::: Text provided :::

Maybe it’s the bookstore: the smell of shelves, of words and bindings, the delicious clutter of paintings, posters and little things. But, whatever it is, there is some mighty fine and diverse work going on at Before Your Quiet Eyes on Just Poets’ Wednesday.
Just Poets feature reader Celeste Schantz’s delicate touch “I like how you can hear the snow melt/ dripping from the crooks of oaks…” her first line in her first poem, Winter Thaw shows her study of poetry—internal rhyme, pacing, alliteration… But it is the “skunk” she brings in later in the poem, “the hibernating skunk, who emerges… dragging her plush belly in the snow…she is only a skunk but if you listen, / you will hear the world turning in her…” this is where Schantz lasers in with that unsettled poetic, almost over-the-shoulder glance that cuts light as a razor but deep. Or from Once We Vacationed in Palmas, her childhood reflection on a family vacation in Puerto Rico, “In the afternoons we bought postcards. / Mother drove us past a mission named after a saint. / We toured a plantation and a liquor store.” Mix in some wit (her hockey poem) Toronto after the Win and close observations in, Database on Exhumed Objects to Identify Those Who Perished (desert remains and artifacts of Mexican children trying to cross the border); “fluted skeletons of migrant children lay stacked…” One does not come upon word combinations like this too often. Skilled and original, this is what makes readings worth attending.
Open Mic was a great second act last night. Some of Rochester’s best: Kitty Jospe, David Michael Nixon, and Bart White (who read a Katherine DeCosta poem and a Michael Czarnecki poem). New member Mary Hood reading her poem “Hela Cells”. New member Charles Banks shook the shelves with his poems, especially Fear in The Good Stuff a hard poem to follow. But Anita Augesen did with her poems Warning and Hate. Elisabeth Christine read her poems Specter and Last Dance. Jennifer Maloney brought out Stone Age a new poem that rounds out the recent discovery in Morocco of even older fossil remains of humans. Clever and well done. She is the feature reader in August. Gretchen Schulz, Joel Lesses, Lizzie Brown and evening host David Yockel finished up the open mic.
There’s some good poetry in Rochester, and I know where.

::: Entries supplied :::

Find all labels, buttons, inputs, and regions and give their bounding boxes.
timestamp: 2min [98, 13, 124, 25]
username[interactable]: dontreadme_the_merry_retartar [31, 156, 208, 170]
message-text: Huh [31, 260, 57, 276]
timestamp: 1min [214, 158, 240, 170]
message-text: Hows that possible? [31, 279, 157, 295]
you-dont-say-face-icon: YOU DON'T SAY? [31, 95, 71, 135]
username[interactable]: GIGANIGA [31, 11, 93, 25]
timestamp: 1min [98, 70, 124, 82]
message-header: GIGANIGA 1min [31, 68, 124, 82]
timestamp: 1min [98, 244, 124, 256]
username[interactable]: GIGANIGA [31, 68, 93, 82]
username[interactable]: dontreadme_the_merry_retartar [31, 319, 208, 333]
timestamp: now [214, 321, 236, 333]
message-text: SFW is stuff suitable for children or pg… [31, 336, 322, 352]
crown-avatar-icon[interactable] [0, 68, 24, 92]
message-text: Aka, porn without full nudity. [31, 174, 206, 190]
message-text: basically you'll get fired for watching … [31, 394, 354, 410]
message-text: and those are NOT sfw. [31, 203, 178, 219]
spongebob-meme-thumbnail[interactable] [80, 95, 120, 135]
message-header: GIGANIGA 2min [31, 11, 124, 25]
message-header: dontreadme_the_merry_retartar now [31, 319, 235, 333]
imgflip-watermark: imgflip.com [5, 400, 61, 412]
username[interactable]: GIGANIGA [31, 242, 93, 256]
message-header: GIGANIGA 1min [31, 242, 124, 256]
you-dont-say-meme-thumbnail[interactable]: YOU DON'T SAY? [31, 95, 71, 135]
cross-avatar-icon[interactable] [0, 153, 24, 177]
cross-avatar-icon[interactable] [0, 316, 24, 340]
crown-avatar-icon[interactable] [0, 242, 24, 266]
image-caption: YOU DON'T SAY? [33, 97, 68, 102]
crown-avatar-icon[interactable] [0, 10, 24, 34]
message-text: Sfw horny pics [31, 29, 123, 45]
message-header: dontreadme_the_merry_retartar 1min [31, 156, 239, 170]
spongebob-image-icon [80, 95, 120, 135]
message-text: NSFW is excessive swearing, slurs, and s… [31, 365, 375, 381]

:::

### Problem details
Echo the passage of the poetry reading review between "Maybe it’s the" and "Just Poets’ Wednesday.", inclusive. Rely only on the text of the poetry reading review for what comes next.

### Expected answer
Maybe it’s the bookstore: the smell of shelves, of words and bindings, the delicious clutter of paintings, posters and little things. But, whatever it is, there is some mighty fine and diverse work going on at Before Your Quiet Eyes on Just Poets’ Wednesday.